THE PROBLEM: Read the material below and count the lines holding the string "коронавирусной". Give that count with nothing added.

LISTED ENTRIES:
★ ★ ★ ★

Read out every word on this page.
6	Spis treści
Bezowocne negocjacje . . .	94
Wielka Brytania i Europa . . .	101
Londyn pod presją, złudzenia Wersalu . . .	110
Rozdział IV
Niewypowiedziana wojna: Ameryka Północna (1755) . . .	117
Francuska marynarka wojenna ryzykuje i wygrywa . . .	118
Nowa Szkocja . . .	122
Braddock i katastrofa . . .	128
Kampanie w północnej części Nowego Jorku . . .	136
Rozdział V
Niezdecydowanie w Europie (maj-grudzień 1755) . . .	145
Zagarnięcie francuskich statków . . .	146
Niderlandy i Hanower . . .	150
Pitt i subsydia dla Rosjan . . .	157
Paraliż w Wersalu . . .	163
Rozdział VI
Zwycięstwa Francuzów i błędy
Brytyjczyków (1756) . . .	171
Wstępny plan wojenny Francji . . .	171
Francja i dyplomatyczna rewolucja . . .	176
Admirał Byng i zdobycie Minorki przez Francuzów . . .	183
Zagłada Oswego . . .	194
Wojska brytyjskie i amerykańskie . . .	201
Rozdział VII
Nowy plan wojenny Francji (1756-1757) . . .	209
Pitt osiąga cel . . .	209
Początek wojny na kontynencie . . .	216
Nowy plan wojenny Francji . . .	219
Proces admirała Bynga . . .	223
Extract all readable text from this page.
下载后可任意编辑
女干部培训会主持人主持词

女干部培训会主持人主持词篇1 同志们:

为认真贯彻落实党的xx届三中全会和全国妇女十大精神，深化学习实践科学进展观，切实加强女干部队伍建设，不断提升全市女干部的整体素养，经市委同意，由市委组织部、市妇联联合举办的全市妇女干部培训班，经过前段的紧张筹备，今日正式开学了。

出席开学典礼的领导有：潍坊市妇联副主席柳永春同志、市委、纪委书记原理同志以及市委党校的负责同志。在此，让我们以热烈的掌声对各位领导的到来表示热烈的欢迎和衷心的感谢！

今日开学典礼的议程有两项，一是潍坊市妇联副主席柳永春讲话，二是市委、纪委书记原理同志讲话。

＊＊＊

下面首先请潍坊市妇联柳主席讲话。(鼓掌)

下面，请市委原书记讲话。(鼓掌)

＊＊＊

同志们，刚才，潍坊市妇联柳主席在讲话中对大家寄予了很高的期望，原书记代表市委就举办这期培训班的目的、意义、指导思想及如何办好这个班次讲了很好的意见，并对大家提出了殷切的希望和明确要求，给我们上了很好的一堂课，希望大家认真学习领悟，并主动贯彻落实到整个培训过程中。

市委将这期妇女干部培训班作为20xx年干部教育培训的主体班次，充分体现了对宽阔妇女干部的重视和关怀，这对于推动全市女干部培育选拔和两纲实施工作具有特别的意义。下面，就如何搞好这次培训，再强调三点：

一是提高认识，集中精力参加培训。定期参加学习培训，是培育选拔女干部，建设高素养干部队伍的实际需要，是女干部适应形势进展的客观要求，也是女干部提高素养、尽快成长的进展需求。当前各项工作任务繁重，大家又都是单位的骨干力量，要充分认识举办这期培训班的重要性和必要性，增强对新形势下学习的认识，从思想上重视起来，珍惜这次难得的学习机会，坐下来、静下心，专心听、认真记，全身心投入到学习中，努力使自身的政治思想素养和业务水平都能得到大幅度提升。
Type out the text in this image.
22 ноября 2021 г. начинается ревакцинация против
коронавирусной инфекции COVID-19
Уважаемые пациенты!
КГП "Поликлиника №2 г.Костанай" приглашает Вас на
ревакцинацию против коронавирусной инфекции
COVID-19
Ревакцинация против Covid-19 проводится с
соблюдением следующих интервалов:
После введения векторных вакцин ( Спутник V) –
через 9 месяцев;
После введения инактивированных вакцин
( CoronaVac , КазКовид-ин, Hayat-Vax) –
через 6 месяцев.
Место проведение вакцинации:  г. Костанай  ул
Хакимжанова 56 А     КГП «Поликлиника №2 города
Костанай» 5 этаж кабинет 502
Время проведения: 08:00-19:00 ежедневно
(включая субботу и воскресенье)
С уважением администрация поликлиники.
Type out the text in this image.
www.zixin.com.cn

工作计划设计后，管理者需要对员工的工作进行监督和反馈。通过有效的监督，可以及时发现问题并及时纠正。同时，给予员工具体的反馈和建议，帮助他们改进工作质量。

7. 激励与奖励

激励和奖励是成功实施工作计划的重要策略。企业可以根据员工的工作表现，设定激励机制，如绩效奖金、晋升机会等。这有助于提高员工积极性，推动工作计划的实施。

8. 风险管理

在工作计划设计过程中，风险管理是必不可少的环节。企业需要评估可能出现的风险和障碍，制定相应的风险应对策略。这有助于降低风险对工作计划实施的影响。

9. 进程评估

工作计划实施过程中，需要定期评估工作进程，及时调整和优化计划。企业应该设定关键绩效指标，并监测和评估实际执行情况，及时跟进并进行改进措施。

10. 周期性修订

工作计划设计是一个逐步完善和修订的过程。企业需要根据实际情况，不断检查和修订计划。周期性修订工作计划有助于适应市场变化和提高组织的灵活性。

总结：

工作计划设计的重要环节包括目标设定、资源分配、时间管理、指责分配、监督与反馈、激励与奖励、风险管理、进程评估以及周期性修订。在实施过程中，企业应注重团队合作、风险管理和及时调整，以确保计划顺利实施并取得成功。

★ ★ ★ ★

FULL SOLUTION: 2